> _What you will do_: Search the material for the word "ダークモード" and copy each line that holds it.

> _Task data_:
#####
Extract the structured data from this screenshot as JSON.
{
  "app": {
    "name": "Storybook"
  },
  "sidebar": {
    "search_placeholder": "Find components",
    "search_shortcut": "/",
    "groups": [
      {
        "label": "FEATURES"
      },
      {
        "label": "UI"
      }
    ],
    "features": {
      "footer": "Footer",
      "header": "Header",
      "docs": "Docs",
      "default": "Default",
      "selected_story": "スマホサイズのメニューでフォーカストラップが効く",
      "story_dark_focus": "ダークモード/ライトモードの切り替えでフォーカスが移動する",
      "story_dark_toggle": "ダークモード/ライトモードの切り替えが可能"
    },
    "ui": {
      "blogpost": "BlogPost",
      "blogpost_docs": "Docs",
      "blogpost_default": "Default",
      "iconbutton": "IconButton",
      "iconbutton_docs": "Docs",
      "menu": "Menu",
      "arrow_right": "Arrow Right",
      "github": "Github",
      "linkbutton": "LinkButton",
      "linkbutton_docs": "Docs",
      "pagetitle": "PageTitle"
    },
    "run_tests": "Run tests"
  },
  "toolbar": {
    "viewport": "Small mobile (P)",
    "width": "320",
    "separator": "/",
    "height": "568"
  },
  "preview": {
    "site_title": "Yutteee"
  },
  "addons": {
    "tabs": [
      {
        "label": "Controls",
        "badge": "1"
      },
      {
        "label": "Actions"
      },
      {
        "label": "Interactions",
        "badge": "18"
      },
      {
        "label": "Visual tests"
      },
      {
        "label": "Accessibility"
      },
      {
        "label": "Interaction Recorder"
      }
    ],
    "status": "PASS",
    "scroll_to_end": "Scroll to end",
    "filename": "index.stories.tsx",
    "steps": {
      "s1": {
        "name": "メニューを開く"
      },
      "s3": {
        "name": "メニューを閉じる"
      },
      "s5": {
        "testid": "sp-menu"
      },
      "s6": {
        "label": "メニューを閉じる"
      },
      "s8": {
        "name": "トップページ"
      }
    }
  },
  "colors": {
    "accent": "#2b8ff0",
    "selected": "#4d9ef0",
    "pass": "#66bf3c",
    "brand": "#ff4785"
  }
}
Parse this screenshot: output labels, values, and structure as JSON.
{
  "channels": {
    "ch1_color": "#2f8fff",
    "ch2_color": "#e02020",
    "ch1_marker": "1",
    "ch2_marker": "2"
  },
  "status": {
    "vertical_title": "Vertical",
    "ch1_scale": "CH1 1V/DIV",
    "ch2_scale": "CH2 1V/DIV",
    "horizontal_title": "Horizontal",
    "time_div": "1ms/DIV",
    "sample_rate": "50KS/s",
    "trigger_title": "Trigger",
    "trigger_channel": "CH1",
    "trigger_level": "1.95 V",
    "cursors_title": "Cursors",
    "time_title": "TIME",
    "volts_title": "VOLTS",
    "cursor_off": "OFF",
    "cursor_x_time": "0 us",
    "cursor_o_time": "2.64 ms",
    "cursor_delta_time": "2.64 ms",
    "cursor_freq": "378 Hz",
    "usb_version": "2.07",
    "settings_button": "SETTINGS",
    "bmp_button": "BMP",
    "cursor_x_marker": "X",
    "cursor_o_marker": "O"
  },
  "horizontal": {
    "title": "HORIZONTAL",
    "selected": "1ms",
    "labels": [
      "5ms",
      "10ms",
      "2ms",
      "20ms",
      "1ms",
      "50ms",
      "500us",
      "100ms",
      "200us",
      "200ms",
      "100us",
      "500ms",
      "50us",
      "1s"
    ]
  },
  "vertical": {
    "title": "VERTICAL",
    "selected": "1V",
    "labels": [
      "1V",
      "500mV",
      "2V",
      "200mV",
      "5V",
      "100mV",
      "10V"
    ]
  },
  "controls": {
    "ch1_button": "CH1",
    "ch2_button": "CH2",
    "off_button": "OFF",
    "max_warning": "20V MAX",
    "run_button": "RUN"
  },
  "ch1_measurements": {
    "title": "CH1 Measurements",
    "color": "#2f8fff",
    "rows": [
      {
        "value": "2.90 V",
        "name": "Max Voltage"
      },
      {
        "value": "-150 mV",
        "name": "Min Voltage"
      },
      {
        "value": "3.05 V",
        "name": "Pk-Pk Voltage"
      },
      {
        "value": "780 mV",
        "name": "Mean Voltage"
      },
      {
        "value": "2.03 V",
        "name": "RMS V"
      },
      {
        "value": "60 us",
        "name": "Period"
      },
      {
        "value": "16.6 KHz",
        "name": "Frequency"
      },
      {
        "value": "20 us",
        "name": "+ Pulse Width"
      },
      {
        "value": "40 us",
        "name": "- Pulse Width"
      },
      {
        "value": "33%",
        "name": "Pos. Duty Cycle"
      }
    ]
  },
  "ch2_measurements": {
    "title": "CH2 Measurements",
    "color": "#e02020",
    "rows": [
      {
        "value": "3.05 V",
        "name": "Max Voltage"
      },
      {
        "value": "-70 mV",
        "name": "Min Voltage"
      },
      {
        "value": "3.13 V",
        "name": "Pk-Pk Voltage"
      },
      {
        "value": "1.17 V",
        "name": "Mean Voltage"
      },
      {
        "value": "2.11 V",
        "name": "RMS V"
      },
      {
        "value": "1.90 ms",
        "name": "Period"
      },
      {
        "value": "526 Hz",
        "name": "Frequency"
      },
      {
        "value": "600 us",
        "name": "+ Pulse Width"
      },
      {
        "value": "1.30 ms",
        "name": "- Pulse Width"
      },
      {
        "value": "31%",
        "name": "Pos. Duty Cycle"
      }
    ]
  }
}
#####
> _Answer below_:
      "story_dark_focus": "ダークモード/ライトモードの切り替えでフォーカスが移動する",
      "story_dark_toggle": "ダークモード/ライトモードの切り替えが可能"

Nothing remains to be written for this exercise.